---- Records shown

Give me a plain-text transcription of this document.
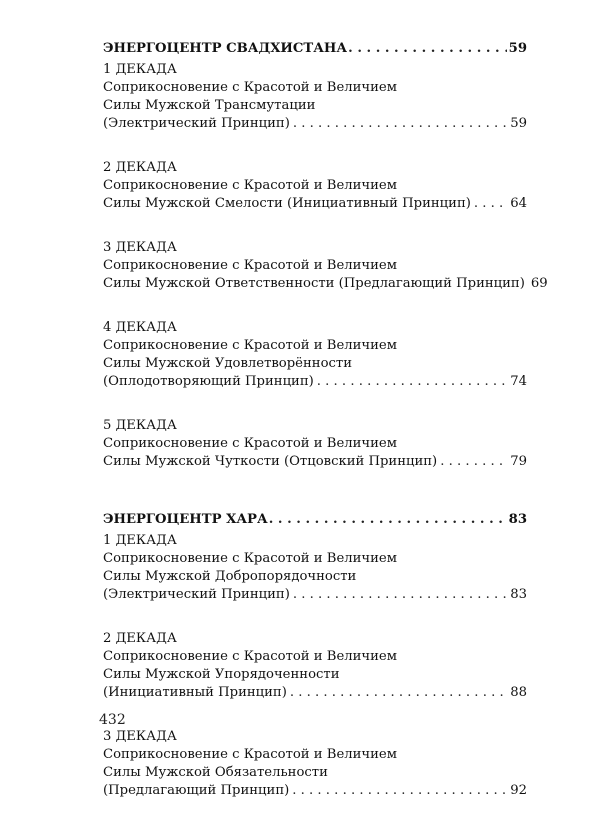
ЭНЕРГОЦЕНТР СВАДХИСТАНА . . .	59
1 ДЕКАДА
Соприкосновение с Красотой и Величием
Силы Мужской Трансмутации
(Электрический Принцип) . . .	59
2 ДЕКАДА
Соприкосновение с Красотой и Величием
Силы Мужской Смелости (Инициативный Принцип) . . .	64
3 ДЕКАДА
Соприкосновение с Красотой и Величием
Силы Мужской Ответственности (Предлагающий Принцип) 69
4 ДЕКАДА
Соприкосновение с Красотой и Величием
Силы Мужской Удовлетворённости
(Оплодотворяющий Принцип) . . .	74
5 ДЕКАДА
Соприкосновение с Красотой и Величием
Силы Мужской Чуткости (Отцовский Принцип) . . .	79
ЭНЕРГОЦЕНТР ХАРА . . .	83
1 ДЕКАДА
Соприкосновение с Красотой и Величием
Силы Мужской Добропорядочности
(Электрический Принцип) . . .	83
2 ДЕКАДА
Соприкосновение с Красотой и Величием
Силы Мужской Упорядоченности
(Инициативный Принцип) . . .	88
3 ДЕКАДА
Соприкосновение с Красотой и Величием
Силы Мужской Обязательности
(Предлагающий Принцип) . . .	92
432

--------

### Written task
Restate the whole listing above exactly, except for its images.

### Answer to the task
Give me a plain-text transcription of this document.
ЭНЕРГОЦЕНТР СВАДХИСТАНА . . .	59
1 ДЕКАДА
Соприкосновение с Красотой и Величием
Силы Мужской Трансмутации
(Электрический Принцип) . . .	59
2 ДЕКАДА
Соприкосновение с Красотой и Величием
Силы Мужской Смелости (Инициативный Принцип) . . .	64
3 ДЕКАДА
Соприкосновение с Красотой и Величием
Силы Мужской Ответственности (Предлагающий Принцип) 69
4 ДЕКАДА
Соприкосновение с Красотой и Величием
Силы Мужской Удовлетворённости
(Оплодотворяющий Принцип) . . .	74
5 ДЕКАДА
Соприкосновение с Красотой и Величием
Силы Мужской Чуткости (Отцовский Принцип) . . .	79
ЭНЕРГОЦЕНТР ХАРА . . .	83
1 ДЕКАДА
Соприкосновение с Красотой и Величием
Силы Мужской Добропорядочности
(Электрический Принцип) . . .	83
2 ДЕКАДА
Соприкосновение с Красотой и Величием
Силы Мужской Упорядоченности
(Инициативный Принцип) . . .	88
3 ДЕКАДА
Соприкосновение с Красотой и Величием
Силы Мужской Обязательности
(Предлагающий Принцип) . . .	92
432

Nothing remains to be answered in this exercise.